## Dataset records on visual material
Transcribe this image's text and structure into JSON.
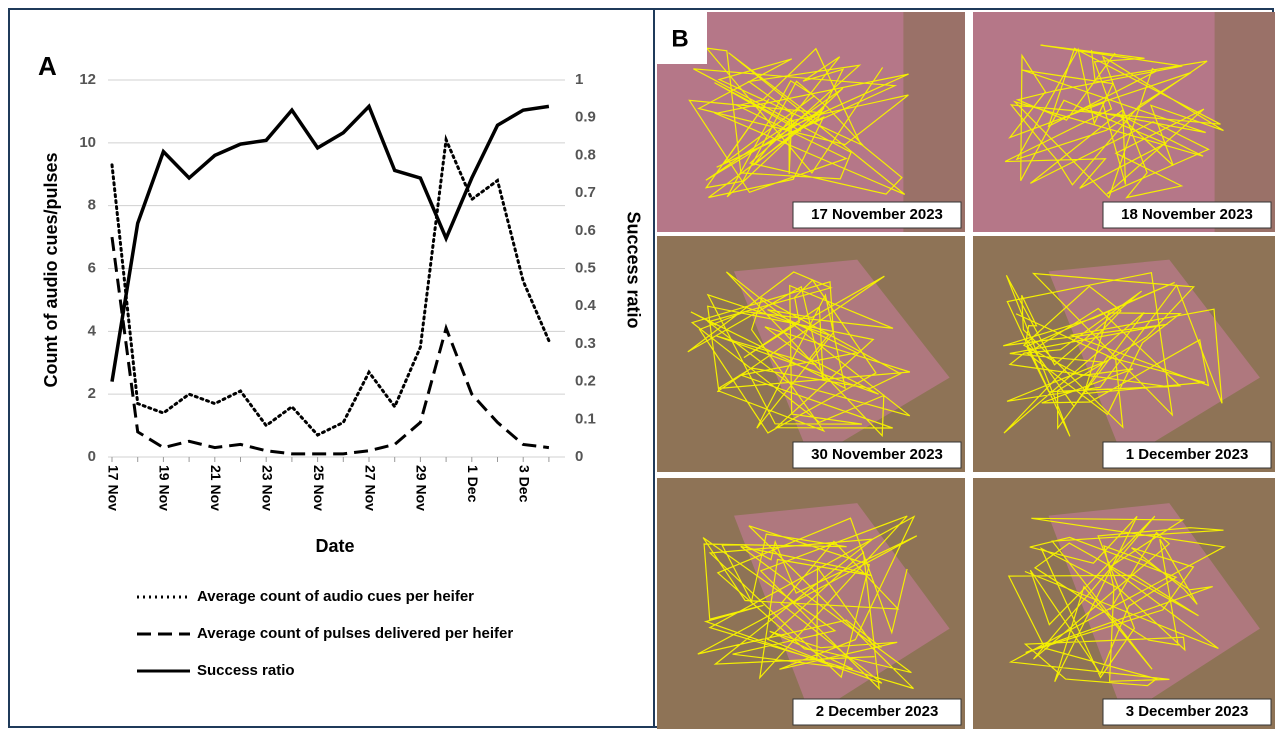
{
  "chart_data": {
    "type": "line",
    "panel_label": "A",
    "x_label": "Date",
    "y_label": "Count of audio cues/pulses",
    "y2_label": "Success ratio",
    "categories": [
      "17 Nov",
      null,
      "19 Nov",
      null,
      "21 Nov",
      null,
      "23 Nov",
      null,
      "25 Nov",
      null,
      "27 Nov",
      null,
      "29 Nov",
      null,
      "1 Dec",
      null,
      "3 Dec",
      null
    ],
    "ylim": [
      0,
      12
    ],
    "yticks": [
      0,
      2,
      4,
      6,
      8,
      10,
      12
    ],
    "y2lim": [
      0,
      1
    ],
    "y2ticks": [
      0,
      0.1,
      0.2,
      0.3,
      0.4,
      0.5,
      0.6,
      0.7,
      0.8,
      0.9,
      1
    ],
    "series": [
      {
        "name": "Average count of audio cues per heifer",
        "color": "#000000",
        "dash": "dotted",
        "values": [
          9.3,
          1.7,
          1.4,
          2.0,
          1.7,
          2.1,
          1.0,
          1.6,
          0.7,
          1.1,
          2.7,
          1.6,
          3.5,
          10.1,
          8.2,
          8.8,
          5.6,
          3.7
        ]
      },
      {
        "name": "Average count of pulses delivered per heifer",
        "color": "#000000",
        "dash": "dashed",
        "values": [
          7.0,
          0.8,
          0.3,
          0.5,
          0.3,
          0.4,
          0.2,
          0.1,
          0.1,
          0.1,
          0.2,
          0.4,
          1.1,
          4.1,
          2.0,
          1.1,
          0.4,
          0.3
        ]
      },
      {
        "name": "Success ratio",
        "color": "#000000",
        "dash": "solid",
        "axis": "y2",
        "values": [
          0.2,
          0.62,
          0.81,
          0.74,
          0.8,
          0.83,
          0.84,
          0.92,
          0.82,
          0.86,
          0.93,
          0.76,
          0.74,
          0.58,
          0.74,
          0.88,
          0.92,
          0.93
        ]
      }
    ]
  },
  "panel_b": {
    "label": "B",
    "maps": [
      "17 November 2023",
      "18 November 2023",
      "30 November 2023",
      "1 December 2023",
      "2 December 2023",
      "3 December 2023"
    ]
  }
}
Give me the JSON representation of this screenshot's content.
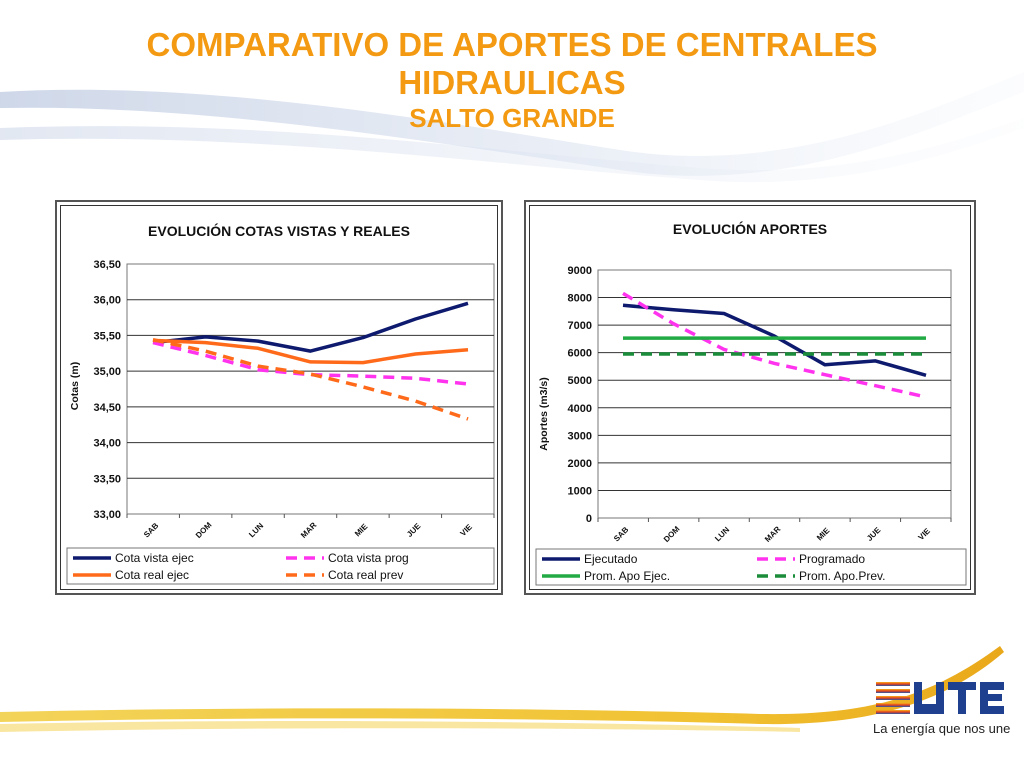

## WHAT THE EXERCISE ASKS
Write down every line of the data above that includes the string "heifer".

## RESPONSE
        "name": "Average count of audio cues per heifer",
        "name": "Average count of pulses delivered per heifer",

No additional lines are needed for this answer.